** Start Records provided **
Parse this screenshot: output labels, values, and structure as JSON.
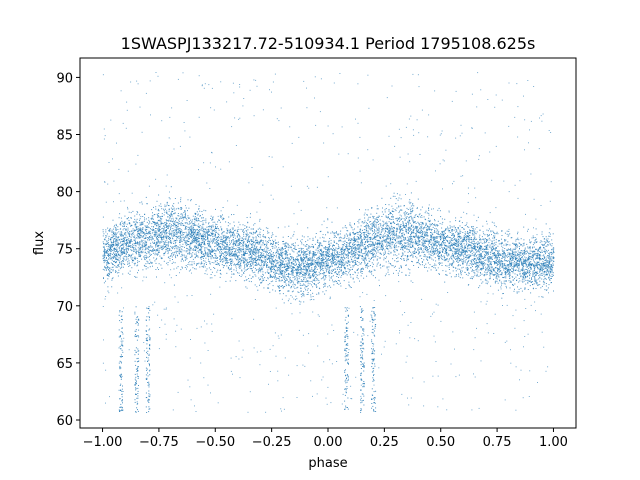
{
  "chart_data": {
    "type": "scatter",
    "title": "1SWASPJ133217.72-510934.1 Period 1795108.625s",
    "xlabel": "phase",
    "ylabel": "flux",
    "xlim": [
      -1.1,
      1.1
    ],
    "ylim": [
      59.3,
      91.7
    ],
    "xticks": [
      -1.0,
      -0.75,
      -0.5,
      -0.25,
      0.0,
      0.25,
      0.5,
      0.75,
      1.0
    ],
    "xtick_labels": [
      "−1.00",
      "−0.75",
      "−0.50",
      "−0.25",
      "0.00",
      "0.25",
      "0.50",
      "0.75",
      "1.00"
    ],
    "yticks": [
      60,
      65,
      70,
      75,
      80,
      85,
      90
    ],
    "ytick_labels": [
      "60",
      "65",
      "70",
      "75",
      "80",
      "85",
      "90"
    ],
    "grid": false,
    "marker_color": "#1f77b4",
    "x_range_data": [
      -1.0,
      1.0
    ],
    "y_range_data": [
      60.7,
      90.5
    ],
    "envelope": {
      "phase": [
        -1.0,
        -0.9,
        -0.8,
        -0.7,
        -0.6,
        -0.5,
        -0.4,
        -0.3,
        -0.2,
        -0.1,
        0.0,
        0.1,
        0.2,
        0.3,
        0.4,
        0.5,
        0.6,
        0.7,
        0.8,
        0.9,
        1.0
      ],
      "median_flux": [
        74.5,
        75.5,
        76.0,
        76.5,
        76.0,
        75.5,
        75.0,
        74.5,
        73.5,
        73.5,
        74.0,
        74.8,
        75.8,
        76.5,
        76.2,
        75.5,
        75.0,
        74.5,
        74.0,
        73.8,
        74.0
      ],
      "spread": [
        3.0,
        3.0,
        3.2,
        3.8,
        3.2,
        3.0,
        3.0,
        3.0,
        3.0,
        3.0,
        3.0,
        3.0,
        3.2,
        3.8,
        3.2,
        3.0,
        3.0,
        3.0,
        3.0,
        3.0,
        3.0
      ]
    },
    "dips": [
      {
        "phase": -0.92,
        "min_flux": 60.7
      },
      {
        "phase": -0.85,
        "min_flux": 60.7
      },
      {
        "phase": -0.8,
        "min_flux": 60.7
      },
      {
        "phase": 0.08,
        "min_flux": 60.7
      },
      {
        "phase": 0.15,
        "min_flux": 60.7
      },
      {
        "phase": 0.2,
        "min_flux": 60.7
      }
    ]
  }
}
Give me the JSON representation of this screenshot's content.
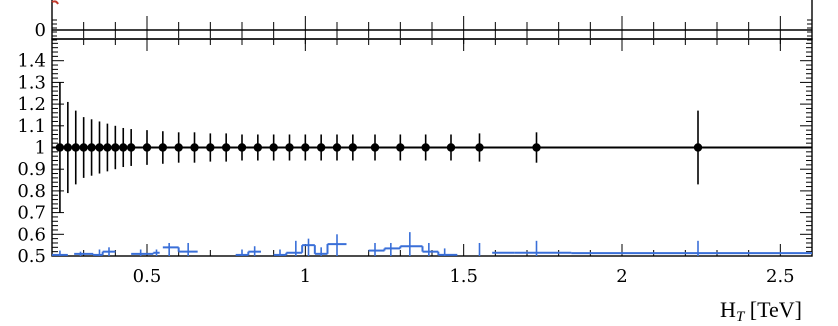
{
  "chart_data": {
    "type": "scatter",
    "top_panel": {
      "ytick_labels": [
        "0"
      ],
      "xlim": [
        0.2,
        2.6
      ]
    },
    "ratio_panel": {
      "xlabel_main": "H",
      "xlabel_sub": "T",
      "xlabel_unit": " [TeV]",
      "xlim": [
        0.2,
        2.6
      ],
      "ylim": [
        0.5,
        1.5
      ],
      "xtick_labels": [
        "0.5",
        "1",
        "1.5",
        "2",
        "2.5"
      ],
      "ytick_labels": [
        "0.5",
        "0.6",
        "0.7",
        "0.8",
        "0.9",
        "1",
        "1.1",
        "1.2",
        "1.3",
        "1.4"
      ],
      "reference_series": {
        "color": "#000000",
        "points": [
          {
            "x": 0.225,
            "y": 1.0,
            "err": 0.3
          },
          {
            "x": 0.25,
            "y": 1.0,
            "err": 0.21
          },
          {
            "x": 0.275,
            "y": 1.0,
            "err": 0.17
          },
          {
            "x": 0.3,
            "y": 1.0,
            "err": 0.14
          },
          {
            "x": 0.325,
            "y": 1.0,
            "err": 0.13
          },
          {
            "x": 0.35,
            "y": 1.0,
            "err": 0.12
          },
          {
            "x": 0.375,
            "y": 1.0,
            "err": 0.11
          },
          {
            "x": 0.4,
            "y": 1.0,
            "err": 0.1
          },
          {
            "x": 0.425,
            "y": 1.0,
            "err": 0.09
          },
          {
            "x": 0.45,
            "y": 1.0,
            "err": 0.085
          },
          {
            "x": 0.5,
            "y": 1.0,
            "err": 0.08
          },
          {
            "x": 0.55,
            "y": 1.0,
            "err": 0.075
          },
          {
            "x": 0.6,
            "y": 1.0,
            "err": 0.07
          },
          {
            "x": 0.65,
            "y": 1.0,
            "err": 0.07
          },
          {
            "x": 0.7,
            "y": 1.0,
            "err": 0.065
          },
          {
            "x": 0.75,
            "y": 1.0,
            "err": 0.065
          },
          {
            "x": 0.8,
            "y": 1.0,
            "err": 0.06
          },
          {
            "x": 0.85,
            "y": 1.0,
            "err": 0.06
          },
          {
            "x": 0.9,
            "y": 1.0,
            "err": 0.06
          },
          {
            "x": 0.95,
            "y": 1.0,
            "err": 0.06
          },
          {
            "x": 1.0,
            "y": 1.0,
            "err": 0.06
          },
          {
            "x": 1.05,
            "y": 1.0,
            "err": 0.06
          },
          {
            "x": 1.1,
            "y": 1.0,
            "err": 0.06
          },
          {
            "x": 1.15,
            "y": 1.0,
            "err": 0.06
          },
          {
            "x": 1.22,
            "y": 1.0,
            "err": 0.06
          },
          {
            "x": 1.3,
            "y": 1.0,
            "err": 0.06
          },
          {
            "x": 1.38,
            "y": 1.0,
            "err": 0.06
          },
          {
            "x": 1.46,
            "y": 1.0,
            "err": 0.06
          },
          {
            "x": 1.55,
            "y": 1.0,
            "err": 0.065
          },
          {
            "x": 1.73,
            "y": 1.0,
            "err": 0.07
          },
          {
            "x": 2.24,
            "y": 1.0,
            "err": 0.17
          }
        ]
      },
      "blue_series": {
        "color": "#3a6fd8",
        "steps": [
          {
            "x0": 0.2,
            "x1": 0.25,
            "y": 0.505
          },
          {
            "x0": 0.27,
            "x1": 0.33,
            "y": 0.51
          },
          {
            "x0": 0.33,
            "x1": 0.36,
            "y": 0.505
          },
          {
            "x0": 0.36,
            "x1": 0.4,
            "y": 0.52
          },
          {
            "x0": 0.45,
            "x1": 0.52,
            "y": 0.51
          },
          {
            "x0": 0.52,
            "x1": 0.54,
            "y": 0.515
          },
          {
            "x0": 0.55,
            "x1": 0.6,
            "y": 0.54
          },
          {
            "x0": 0.6,
            "x1": 0.66,
            "y": 0.52
          },
          {
            "x0": 0.78,
            "x1": 0.82,
            "y": 0.505
          },
          {
            "x0": 0.82,
            "x1": 0.86,
            "y": 0.52
          },
          {
            "x0": 0.9,
            "x1": 0.94,
            "y": 0.505
          },
          {
            "x0": 0.94,
            "x1": 0.99,
            "y": 0.515
          },
          {
            "x0": 0.99,
            "x1": 1.03,
            "y": 0.55
          },
          {
            "x0": 1.03,
            "x1": 1.07,
            "y": 0.51
          },
          {
            "x0": 1.07,
            "x1": 1.13,
            "y": 0.555
          },
          {
            "x0": 1.2,
            "x1": 1.25,
            "y": 0.525
          },
          {
            "x0": 1.25,
            "x1": 1.3,
            "y": 0.535
          },
          {
            "x0": 1.3,
            "x1": 1.37,
            "y": 0.545
          },
          {
            "x0": 1.37,
            "x1": 1.42,
            "y": 0.52
          },
          {
            "x0": 1.42,
            "x1": 1.48,
            "y": 0.505
          },
          {
            "x0": 1.59,
            "x1": 1.66,
            "y": 0.515
          },
          {
            "x0": 1.66,
            "x1": 1.84,
            "y": 0.515
          },
          {
            "x0": 1.84,
            "x1": 2.6,
            "y": 0.513
          }
        ],
        "errors": [
          {
            "x": 0.225,
            "lo": 0.5,
            "hi": 0.525
          },
          {
            "x": 0.29,
            "lo": 0.5,
            "hi": 0.52
          },
          {
            "x": 0.35,
            "lo": 0.5,
            "hi": 0.53
          },
          {
            "x": 0.38,
            "lo": 0.5,
            "hi": 0.54
          },
          {
            "x": 0.48,
            "lo": 0.5,
            "hi": 0.53
          },
          {
            "x": 0.53,
            "lo": 0.5,
            "hi": 0.53
          },
          {
            "x": 0.57,
            "lo": 0.5,
            "hi": 0.56
          },
          {
            "x": 0.63,
            "lo": 0.5,
            "hi": 0.56
          },
          {
            "x": 0.8,
            "lo": 0.5,
            "hi": 0.53
          },
          {
            "x": 0.84,
            "lo": 0.5,
            "hi": 0.545
          },
          {
            "x": 0.92,
            "lo": 0.5,
            "hi": 0.53
          },
          {
            "x": 0.97,
            "lo": 0.5,
            "hi": 0.57
          },
          {
            "x": 1.01,
            "lo": 0.5,
            "hi": 0.58
          },
          {
            "x": 1.05,
            "lo": 0.5,
            "hi": 0.54
          },
          {
            "x": 1.1,
            "lo": 0.5,
            "hi": 0.6
          },
          {
            "x": 1.22,
            "lo": 0.5,
            "hi": 0.56
          },
          {
            "x": 1.27,
            "lo": 0.5,
            "hi": 0.56
          },
          {
            "x": 1.33,
            "lo": 0.5,
            "hi": 0.61
          },
          {
            "x": 1.39,
            "lo": 0.5,
            "hi": 0.56
          },
          {
            "x": 1.44,
            "lo": 0.5,
            "hi": 0.535
          },
          {
            "x": 1.55,
            "lo": 0.5,
            "hi": 0.56
          },
          {
            "x": 1.73,
            "lo": 0.5,
            "hi": 0.57
          },
          {
            "x": 2.24,
            "lo": 0.5,
            "hi": 0.57
          }
        ]
      }
    }
  }
}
** End Records provided **
Given instruction — Set out every line from the material that contains the string "phase".

Result of the exercise —
    "xlabel": "phase",
      "phase": [
        "phase": -0.92,
        "phase": -0.85,
        "phase": -0.8,
        "phase": 0.08,
        "phase": 0.15,
        "phase": 0.2,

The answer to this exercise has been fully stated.